(Records contained in a dataset)
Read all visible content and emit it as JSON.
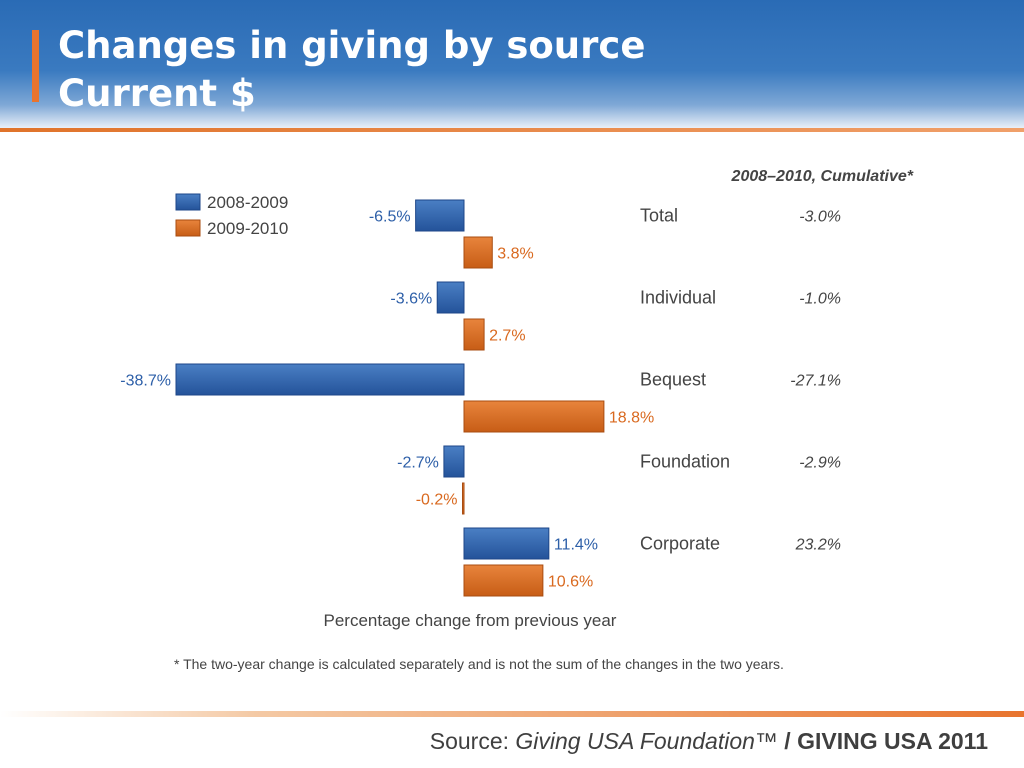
{
  "slide": {
    "title_line1": "Changes in giving by source",
    "title_line2": "Current $"
  },
  "colors": {
    "header_blue": "#2a6bb5",
    "accent_orange": "#e8742e",
    "series_2008_2009": "#2d5fa8",
    "series_2009_2010": "#d9691f"
  },
  "chart_data": {
    "type": "bar",
    "orientation": "horizontal",
    "categories": [
      "Total",
      "Individual",
      "Bequest",
      "Foundation",
      "Corporate"
    ],
    "series": [
      {
        "name": "2008-2009",
        "values": [
          -6.5,
          -3.6,
          -38.7,
          -2.7,
          11.4
        ],
        "labels": [
          "-6.5%",
          "-3.6%",
          "-38.7%",
          "-2.7%",
          "11.4%"
        ]
      },
      {
        "name": "2009-2010",
        "values": [
          3.8,
          2.7,
          18.8,
          -0.2,
          10.6
        ],
        "labels": [
          "3.8%",
          "2.7%",
          "18.8%",
          "-0.2%",
          "10.6%"
        ]
      }
    ],
    "cumulative": {
      "header": "2008–2010, Cumulative*",
      "values": [
        -3.0,
        -1.0,
        -27.1,
        -2.9,
        23.2
      ],
      "labels": [
        "-3.0%",
        "-1.0%",
        "-27.1%",
        "-2.9%",
        "23.2%"
      ]
    },
    "xlabel": "Percentage change from previous year",
    "xlim": [
      -38.7,
      18.8
    ],
    "legend_position": "top-left",
    "grid": false,
    "footnote": "* The two-year change is calculated separately and is not the sum of the changes in the two years."
  },
  "source": {
    "prefix": "Source: ",
    "italic": "Giving USA Foundation™",
    "bold": " / GIVING USA 2011"
  }
}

Written problem
Repeat the records word for word. Any picture in them should be left out.

Answer to the task
Read all visible content and emit it as JSON.
{
  "slide": {
    "title_line1": "Changes in giving by source",
    "title_line2": "Current $"
  },
  "colors": {
    "header_blue": "#2a6bb5",
    "accent_orange": "#e8742e",
    "series_2008_2009": "#2d5fa8",
    "series_2009_2010": "#d9691f"
  },
  "chart_data": {
    "type": "bar",
    "orientation": "horizontal",
    "categories": [
      "Total",
      "Individual",
      "Bequest",
      "Foundation",
      "Corporate"
    ],
    "series": [
      {
        "name": "2008-2009",
        "values": [
          -6.5,
          -3.6,
          -38.7,
          -2.7,
          11.4
        ],
        "labels": [
          "-6.5%",
          "-3.6%",
          "-38.7%",
          "-2.7%",
          "11.4%"
        ]
      },
      {
        "name": "2009-2010",
        "values": [
          3.8,
          2.7,
          18.8,
          -0.2,
          10.6
        ],
        "labels": [
          "3.8%",
          "2.7%",
          "18.8%",
          "-0.2%",
          "10.6%"
        ]
      }
    ],
    "cumulative": {
      "header": "2008–2010, Cumulative*",
      "values": [
        -3.0,
        -1.0,
        -27.1,
        -2.9,
        23.2
      ],
      "labels": [
        "-3.0%",
        "-1.0%",
        "-27.1%",
        "-2.9%",
        "23.2%"
      ]
    },
    "xlabel": "Percentage change from previous year",
    "xlim": [
      -38.7,
      18.8
    ],
    "legend_position": "top-left",
    "grid": false,
    "footnote": "* The two-year change is calculated separately and is not the sum of the changes in the two years."
  },
  "source": {
    "prefix": "Source: ",
    "italic": "Giving USA Foundation™",
    "bold": " / GIVING USA 2011"
  }
}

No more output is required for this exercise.